Collection entries

..........

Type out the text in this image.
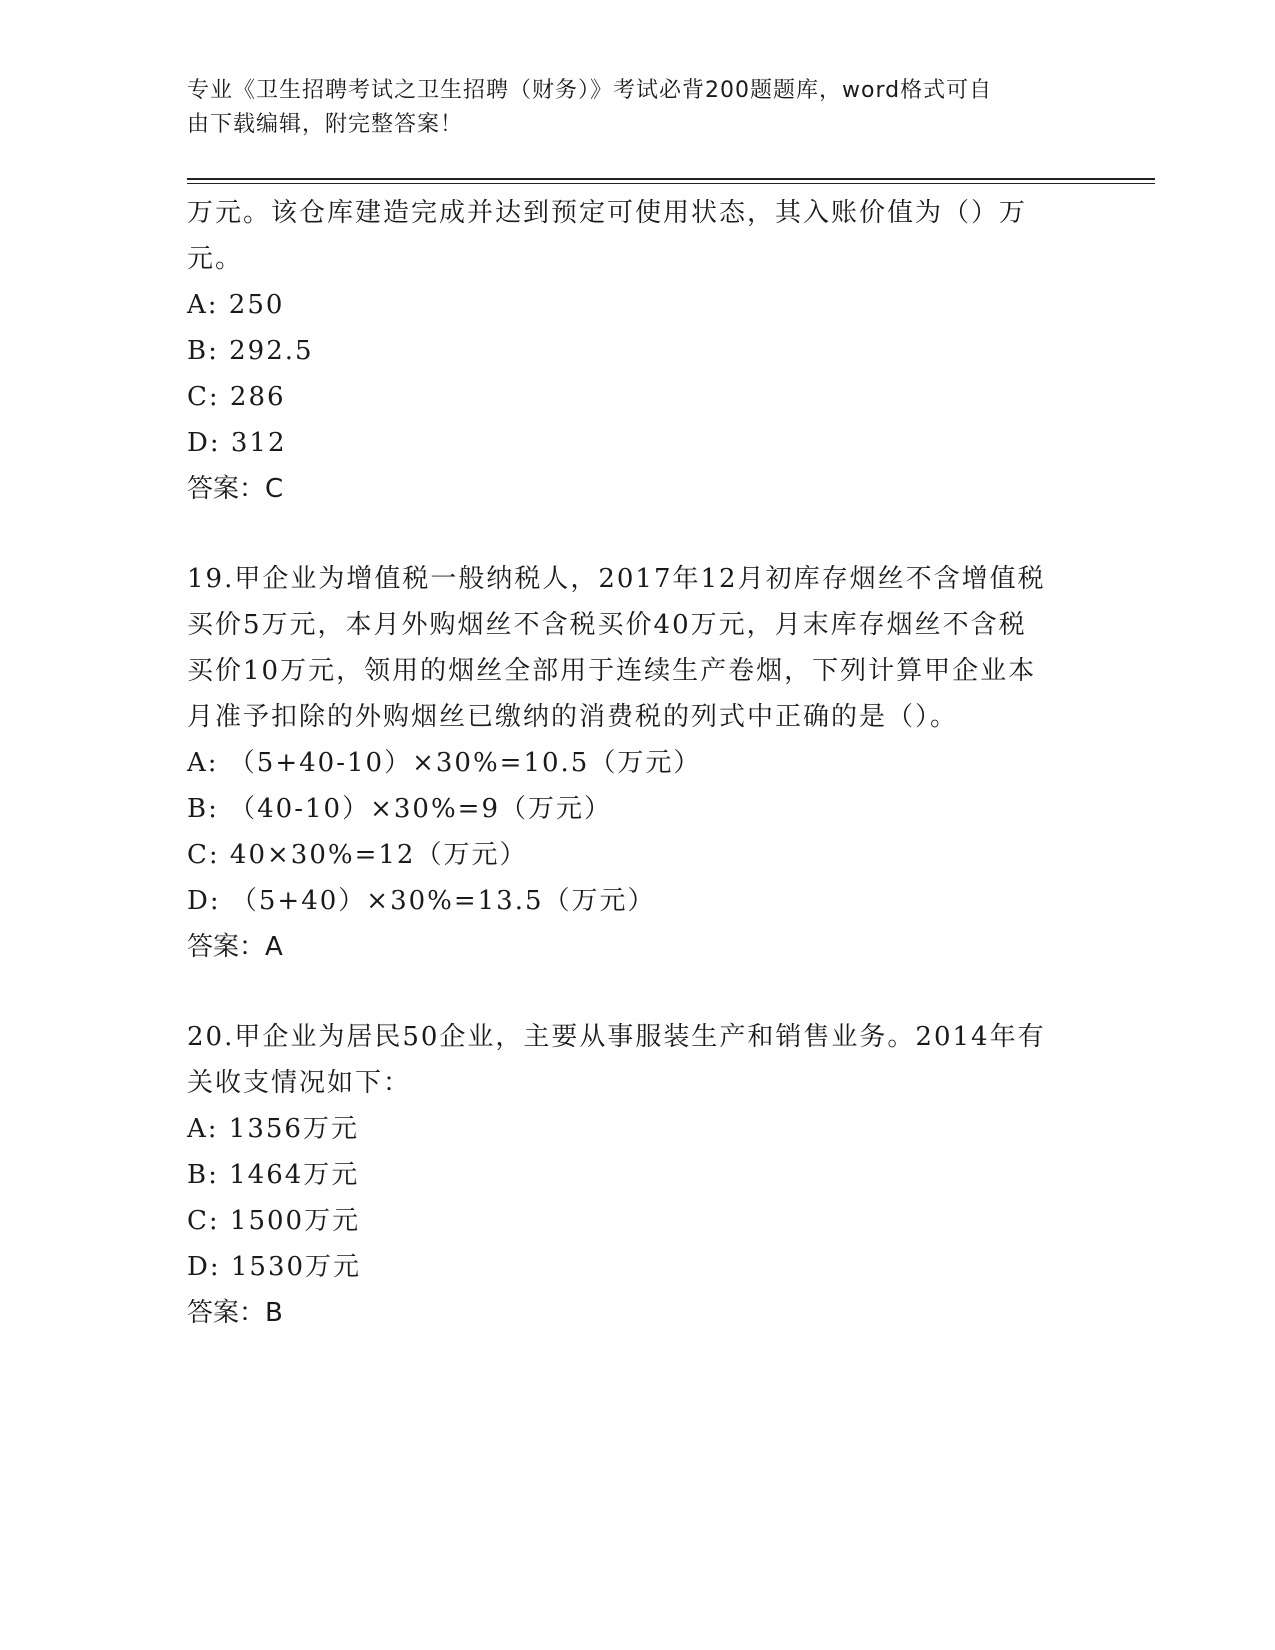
专业《卫生招聘考试之卫生招聘（财务）》考试必背200题题库，word格式可自
由下载编辑，附完整答案！
万元。该仓库建造完成并达到预定可使用状态，其入账价值为（）万
元。
A: 250
B: 292.5
C: 286
D: 312
答案：C
19.甲企业为增值税一般纳税人，2017年12月初库存烟丝不含增值税
买价5万元，本月外购烟丝不含税买价40万元，月末库存烟丝不含税
买价10万元，领用的烟丝全部用于连续生产卷烟，下列计算甲企业本
月准予扣除的外购烟丝已缴纳的消费税的列式中正确的是（）。
A: （5+40-10）×30%=10.5（万元）
B: （40-10）×30%=9（万元）
C: 40×30%=12（万元）
D: （5+40）×30%=13.5（万元）
答案：A
20.甲企业为居民50企业，主要从事服装生产和销售业务。2014年有
关收支情况如下：
A: 1356万元
B: 1464万元
C: 1500万元
D: 1530万元
答案：B
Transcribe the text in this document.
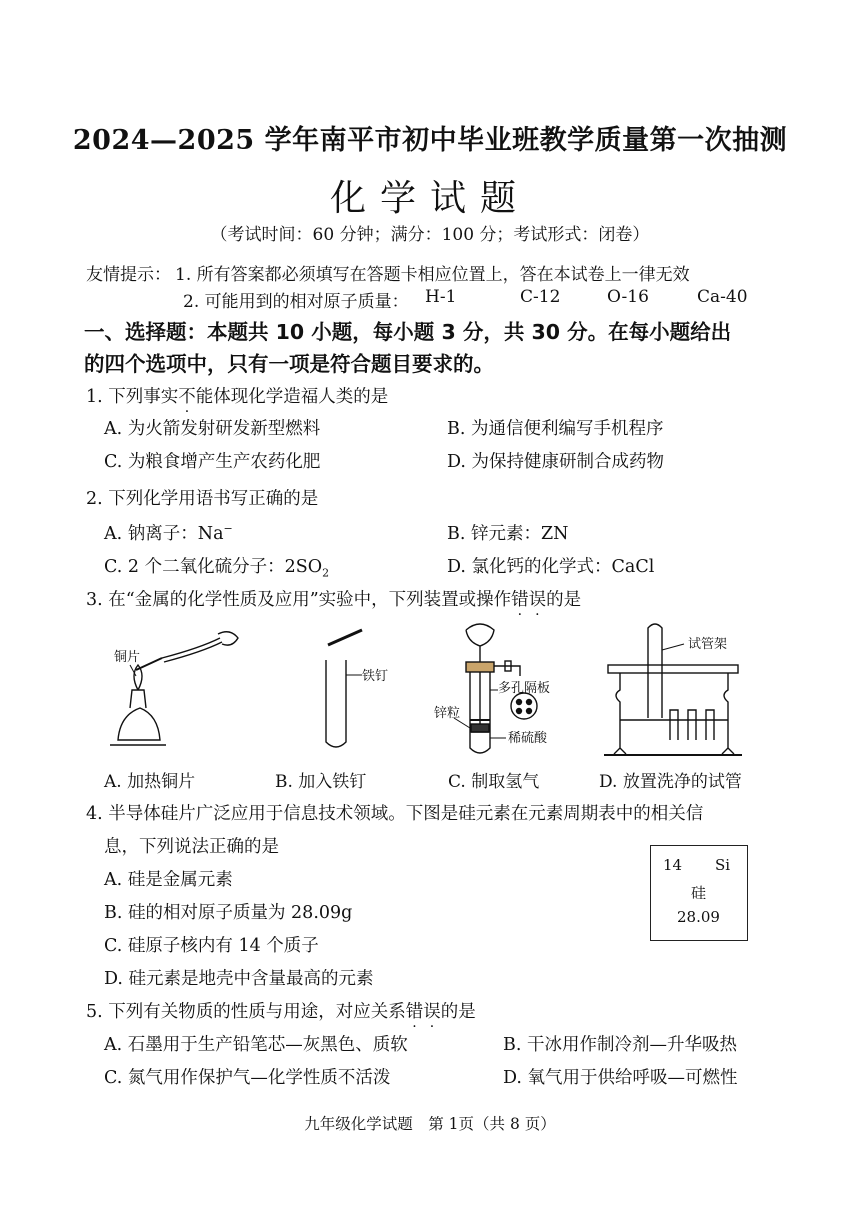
2024—2025 学年南平市初中毕业班教学质量第一次抽测
化学试题
（考试时间：60 分钟；满分：100 分；考试形式：闭卷）
友情提示： 1. 所有答案都必须填写在答题卡相应位置上，答在本试卷上一律无效
2. 可能用到的相对原子质量： H-1	C-12	O-16	Ca-40
一、选择题：本题共 10 小题，每小题 3 分，共 30 分。在每小题给出
的四个选项中，只有一项是符合题目要求的。
1. 下列事实不能体现化学造福人类的是
A. 为火箭发射研发新型燃料	B. 为通信便利编写手机程序
C. 为粮食增产生产农药化肥	D. 为保持健康研制合成药物
2. 下列化学用语书写正确的是
A. 钠离子：Na−	B. 锌元素：ZN
C. 2 个二氧化硫分子：$2SO_2$	D. 氯化钙的化学式：CaCl
3. 在“金属的化学性质及应用”实验中，下列装置或操作错误的是
铜片
铁钉
多孔隔板
锌粒
稀硫酸
试管架
A. 加热铜片	B. 加入铁钉	C. 制取氢气	D. 放置洗净的试管
4. 半导体硅片广泛应用于信息技术领域。下图是硅元素在元素周期表中的相关信
息，下列说法正确的是
A. 硅是金属元素
B. 硅的相对原子质量为 28.09g
C. 硅原子核内有 14 个质子
D. 硅元素是地壳中含量最高的元素
14 Si
硅
28.09
5. 下列有关物质的性质与用途，对应关系错误的是
A. 石墨用于生产铅笔芯—灰黑色、质软	B. 干冰用作制冷剂—升华吸热
C. 氮气用作保护气—化学性质不活泼	D. 氧气用于供给呼吸—可燃性
九年级化学试题　第 1页（共 8 页）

..........

- _What you will do_: Report each line in the data that holds the word "this".

- _Expected output_:
Type out the text in this image.
Transcribe the text in this document.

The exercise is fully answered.